*SUPPLIED ENTRIES*.
__________________________________________________

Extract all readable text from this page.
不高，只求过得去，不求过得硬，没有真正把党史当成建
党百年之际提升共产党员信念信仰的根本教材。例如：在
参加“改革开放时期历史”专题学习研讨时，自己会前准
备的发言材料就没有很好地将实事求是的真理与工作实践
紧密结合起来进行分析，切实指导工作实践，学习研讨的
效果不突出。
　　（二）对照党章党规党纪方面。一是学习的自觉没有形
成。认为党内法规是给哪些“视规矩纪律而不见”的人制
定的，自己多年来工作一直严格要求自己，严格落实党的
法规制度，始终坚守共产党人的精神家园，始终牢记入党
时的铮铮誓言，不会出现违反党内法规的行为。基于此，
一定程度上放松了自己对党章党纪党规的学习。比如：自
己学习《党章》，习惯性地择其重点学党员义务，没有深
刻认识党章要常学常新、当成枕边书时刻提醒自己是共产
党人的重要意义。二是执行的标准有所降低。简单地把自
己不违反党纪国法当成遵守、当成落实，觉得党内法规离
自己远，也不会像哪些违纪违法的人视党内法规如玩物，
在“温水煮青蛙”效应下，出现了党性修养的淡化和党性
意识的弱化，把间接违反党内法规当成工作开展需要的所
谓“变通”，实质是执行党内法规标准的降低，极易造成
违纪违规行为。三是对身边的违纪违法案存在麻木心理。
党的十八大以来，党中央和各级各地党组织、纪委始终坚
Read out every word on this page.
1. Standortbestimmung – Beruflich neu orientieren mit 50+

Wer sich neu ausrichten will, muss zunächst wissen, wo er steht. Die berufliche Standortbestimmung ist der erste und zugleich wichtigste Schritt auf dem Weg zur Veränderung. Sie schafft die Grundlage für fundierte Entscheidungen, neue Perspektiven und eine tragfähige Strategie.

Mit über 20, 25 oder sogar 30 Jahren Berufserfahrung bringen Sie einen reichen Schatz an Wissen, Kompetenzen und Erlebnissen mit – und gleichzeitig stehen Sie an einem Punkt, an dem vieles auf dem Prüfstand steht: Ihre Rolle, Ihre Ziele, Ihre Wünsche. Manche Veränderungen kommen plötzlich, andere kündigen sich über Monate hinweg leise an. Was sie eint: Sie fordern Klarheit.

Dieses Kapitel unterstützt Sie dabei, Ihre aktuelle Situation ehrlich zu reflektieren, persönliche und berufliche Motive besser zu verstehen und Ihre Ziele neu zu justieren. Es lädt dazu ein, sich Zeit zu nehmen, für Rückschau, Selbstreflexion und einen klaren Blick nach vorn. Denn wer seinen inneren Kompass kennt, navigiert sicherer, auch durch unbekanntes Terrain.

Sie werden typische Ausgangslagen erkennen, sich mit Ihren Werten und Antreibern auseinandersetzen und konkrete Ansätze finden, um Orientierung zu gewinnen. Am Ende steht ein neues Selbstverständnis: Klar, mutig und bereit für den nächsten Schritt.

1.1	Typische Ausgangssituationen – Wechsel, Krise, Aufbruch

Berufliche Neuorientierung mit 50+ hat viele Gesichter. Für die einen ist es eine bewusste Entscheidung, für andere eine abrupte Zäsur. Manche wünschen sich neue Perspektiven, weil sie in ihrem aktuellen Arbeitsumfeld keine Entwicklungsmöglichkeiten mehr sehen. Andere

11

__________________________________________________

*THE PROBLEM*.
Give only the number of lines in the listing above that include the string "this".

*TASK SOLUTION*.
2